§ Your goal: From the text on Erythres, reproduce word for word the stretch from "- Location within" through "(23.608 sq mi)".

§ Text excerpt:
- Location within the regional unit
- Erythres Location within Greece
- Coordinates: 38°13′N 23°19′E﻿ / ﻿38.217°N 23.317°E
- Country: Greece
- Administrative region: Attica
- Regional unit: West Attica
- Municipality: Mandra-Eidyllia

Area
- • Municipal unit: 61.145 km^{2} (23.608 sq mi)
- Elevation: 390 m (1,280 ft)

Population (2021)
- • Municipal unit: 2,567
- • Municipal unit density: 41.98/km^{2} (108.7/sq mi)
- Time zone: UTC+2 (EET)
- • Summer (DST): UTC+3 (EEST)
- Postal code: 190 08
- Area code: 22630
- Vehicle registration: Z
- Website: www.erythres.gr

= Erythres =

Erythres /ˈɛrᵻθriːz/ (Ερυθρές, formerly known as Kriekouki, Greek: Κριεκούκι) is a village and a former municipality in the northernmost part of West Attica, Greece. Since the 2011 local government reform it is part of the municipality Mandra-Eidyllia, of which it is a municipal unit. The municipal unit has an area of 61.145 km^{2}. It is part of Athens metropolitan area.

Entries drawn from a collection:
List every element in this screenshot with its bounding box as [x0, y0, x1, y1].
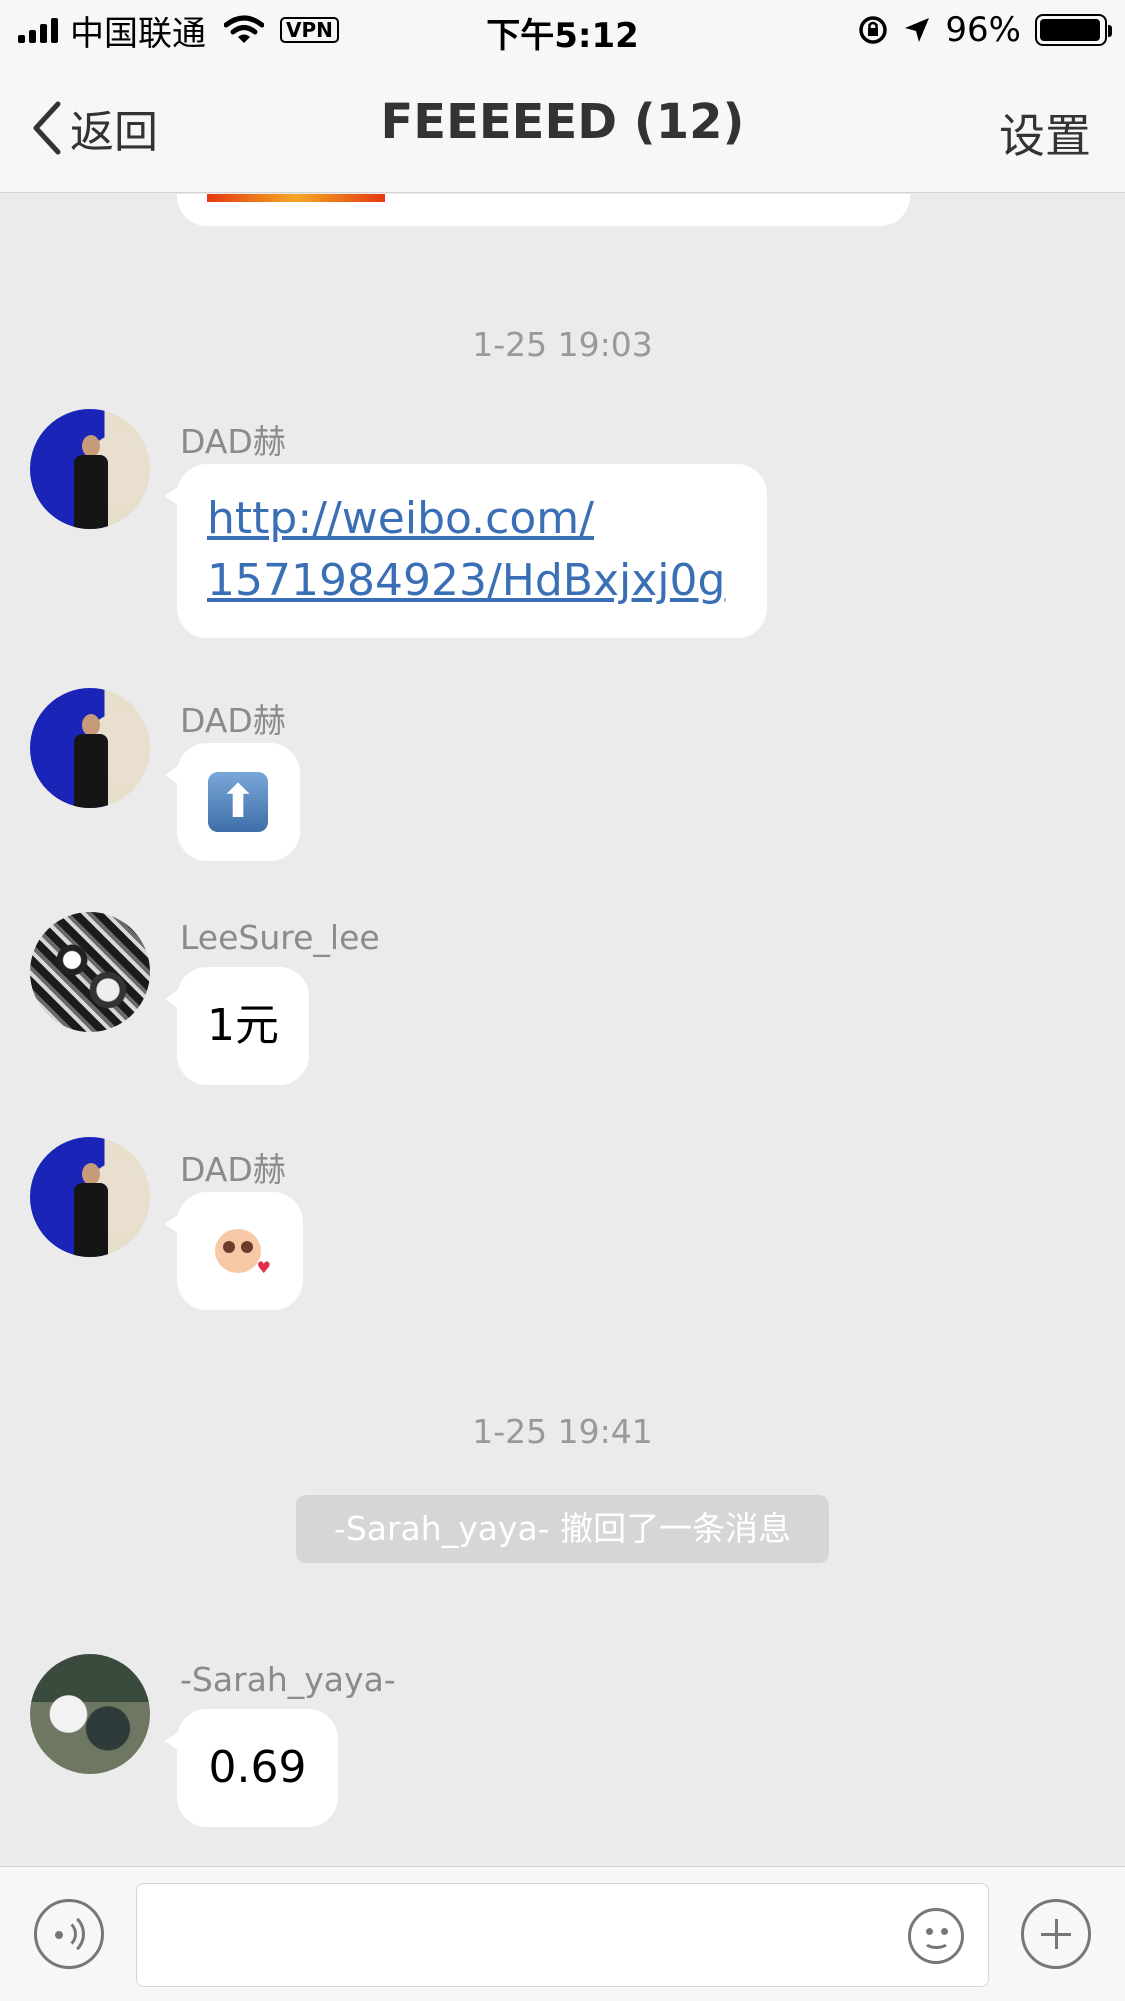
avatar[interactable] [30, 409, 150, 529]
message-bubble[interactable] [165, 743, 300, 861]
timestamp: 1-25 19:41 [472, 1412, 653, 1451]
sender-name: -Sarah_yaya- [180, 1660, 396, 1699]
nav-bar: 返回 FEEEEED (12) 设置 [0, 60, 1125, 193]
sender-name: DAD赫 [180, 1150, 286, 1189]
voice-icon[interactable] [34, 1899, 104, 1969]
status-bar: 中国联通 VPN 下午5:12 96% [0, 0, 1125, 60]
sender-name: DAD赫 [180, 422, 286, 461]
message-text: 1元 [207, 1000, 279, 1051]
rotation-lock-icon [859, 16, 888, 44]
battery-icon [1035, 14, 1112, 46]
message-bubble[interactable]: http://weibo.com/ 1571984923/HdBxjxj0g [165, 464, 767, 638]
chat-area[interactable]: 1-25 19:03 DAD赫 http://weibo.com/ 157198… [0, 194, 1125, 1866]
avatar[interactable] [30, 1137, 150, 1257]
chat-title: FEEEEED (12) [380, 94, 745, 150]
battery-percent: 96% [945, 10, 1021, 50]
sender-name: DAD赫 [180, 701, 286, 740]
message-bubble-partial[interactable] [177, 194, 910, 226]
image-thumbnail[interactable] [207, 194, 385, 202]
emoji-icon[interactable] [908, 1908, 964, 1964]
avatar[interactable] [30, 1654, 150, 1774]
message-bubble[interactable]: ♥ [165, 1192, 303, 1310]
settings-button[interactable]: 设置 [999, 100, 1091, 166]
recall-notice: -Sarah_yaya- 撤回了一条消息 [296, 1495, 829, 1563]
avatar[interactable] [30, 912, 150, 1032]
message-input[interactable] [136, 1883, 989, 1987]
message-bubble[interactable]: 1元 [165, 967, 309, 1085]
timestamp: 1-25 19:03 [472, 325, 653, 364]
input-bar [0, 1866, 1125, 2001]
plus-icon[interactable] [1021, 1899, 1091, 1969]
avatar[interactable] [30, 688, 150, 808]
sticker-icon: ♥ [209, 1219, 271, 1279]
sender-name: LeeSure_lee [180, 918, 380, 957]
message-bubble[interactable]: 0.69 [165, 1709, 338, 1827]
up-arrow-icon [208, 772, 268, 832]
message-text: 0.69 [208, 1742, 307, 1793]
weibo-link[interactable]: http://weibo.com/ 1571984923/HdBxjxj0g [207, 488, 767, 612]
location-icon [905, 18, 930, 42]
==
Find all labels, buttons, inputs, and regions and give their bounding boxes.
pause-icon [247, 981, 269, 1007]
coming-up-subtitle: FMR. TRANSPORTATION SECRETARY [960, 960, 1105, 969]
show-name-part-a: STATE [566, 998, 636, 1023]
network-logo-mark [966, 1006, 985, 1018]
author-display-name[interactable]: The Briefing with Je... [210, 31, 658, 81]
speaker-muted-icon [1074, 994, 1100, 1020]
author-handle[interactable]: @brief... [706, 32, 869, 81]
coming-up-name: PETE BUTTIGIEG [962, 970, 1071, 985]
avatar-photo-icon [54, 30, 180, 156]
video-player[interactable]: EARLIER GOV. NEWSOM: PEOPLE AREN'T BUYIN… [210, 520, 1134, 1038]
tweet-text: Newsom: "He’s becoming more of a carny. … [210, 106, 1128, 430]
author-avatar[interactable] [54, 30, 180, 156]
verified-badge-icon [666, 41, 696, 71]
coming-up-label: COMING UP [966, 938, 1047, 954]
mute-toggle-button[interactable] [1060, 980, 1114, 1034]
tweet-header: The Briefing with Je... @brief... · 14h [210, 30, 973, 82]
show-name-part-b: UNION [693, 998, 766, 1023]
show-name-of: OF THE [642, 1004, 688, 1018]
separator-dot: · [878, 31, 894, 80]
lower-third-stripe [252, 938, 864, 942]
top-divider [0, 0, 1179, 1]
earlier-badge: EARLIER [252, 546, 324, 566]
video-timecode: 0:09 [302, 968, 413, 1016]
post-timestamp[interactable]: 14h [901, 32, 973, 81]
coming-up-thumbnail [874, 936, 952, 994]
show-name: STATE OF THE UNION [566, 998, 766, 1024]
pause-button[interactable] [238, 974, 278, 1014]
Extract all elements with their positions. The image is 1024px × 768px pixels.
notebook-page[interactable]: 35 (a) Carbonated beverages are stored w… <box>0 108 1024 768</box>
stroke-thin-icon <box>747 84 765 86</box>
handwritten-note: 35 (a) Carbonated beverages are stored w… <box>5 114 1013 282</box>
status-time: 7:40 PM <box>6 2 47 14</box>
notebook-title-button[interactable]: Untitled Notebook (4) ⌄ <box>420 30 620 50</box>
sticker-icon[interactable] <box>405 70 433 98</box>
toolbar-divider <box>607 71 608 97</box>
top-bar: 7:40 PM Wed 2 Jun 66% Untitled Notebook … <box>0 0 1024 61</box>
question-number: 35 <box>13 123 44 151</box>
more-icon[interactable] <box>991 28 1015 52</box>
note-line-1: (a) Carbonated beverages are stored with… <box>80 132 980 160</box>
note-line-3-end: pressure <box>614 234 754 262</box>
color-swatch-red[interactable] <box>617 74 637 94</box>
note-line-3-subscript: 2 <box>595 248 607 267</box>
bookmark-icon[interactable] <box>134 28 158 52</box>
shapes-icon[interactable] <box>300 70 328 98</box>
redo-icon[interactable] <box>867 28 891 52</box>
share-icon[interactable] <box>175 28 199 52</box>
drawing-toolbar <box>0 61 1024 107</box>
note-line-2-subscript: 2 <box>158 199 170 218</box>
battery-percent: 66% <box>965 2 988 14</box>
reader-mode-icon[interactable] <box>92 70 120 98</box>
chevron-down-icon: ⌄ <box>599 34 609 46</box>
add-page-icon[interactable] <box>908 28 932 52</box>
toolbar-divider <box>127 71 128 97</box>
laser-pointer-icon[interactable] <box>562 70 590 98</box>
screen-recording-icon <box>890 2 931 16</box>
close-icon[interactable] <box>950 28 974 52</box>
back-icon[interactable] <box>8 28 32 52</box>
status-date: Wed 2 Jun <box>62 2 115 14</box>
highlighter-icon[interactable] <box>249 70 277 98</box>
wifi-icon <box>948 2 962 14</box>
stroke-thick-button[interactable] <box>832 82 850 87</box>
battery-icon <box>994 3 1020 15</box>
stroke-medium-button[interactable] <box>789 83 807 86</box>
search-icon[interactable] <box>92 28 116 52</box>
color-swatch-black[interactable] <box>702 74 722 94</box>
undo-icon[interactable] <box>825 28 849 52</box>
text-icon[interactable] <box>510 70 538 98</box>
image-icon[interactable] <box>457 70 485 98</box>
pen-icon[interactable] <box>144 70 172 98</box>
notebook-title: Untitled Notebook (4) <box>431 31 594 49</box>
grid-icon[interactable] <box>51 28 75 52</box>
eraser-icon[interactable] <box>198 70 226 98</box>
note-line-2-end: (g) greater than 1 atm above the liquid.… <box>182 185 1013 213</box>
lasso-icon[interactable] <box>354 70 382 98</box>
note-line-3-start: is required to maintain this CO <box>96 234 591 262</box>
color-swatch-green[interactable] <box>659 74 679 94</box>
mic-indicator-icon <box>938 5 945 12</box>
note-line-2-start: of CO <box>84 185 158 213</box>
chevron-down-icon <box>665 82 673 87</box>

§ Exercise result:
- Location within the regional unit
- Erythres Location within Greece
- Coordinates: 38°13′N 23°19′E﻿ / ﻿38.217°N 23.317°E
- Country: Greece
- Administrative region: Attica
- Regional unit: West Attica
- Municipality: Mandra-Eidyllia

Area
- • Municipal unit: 61.145 km^{2} (23.608 sq mi)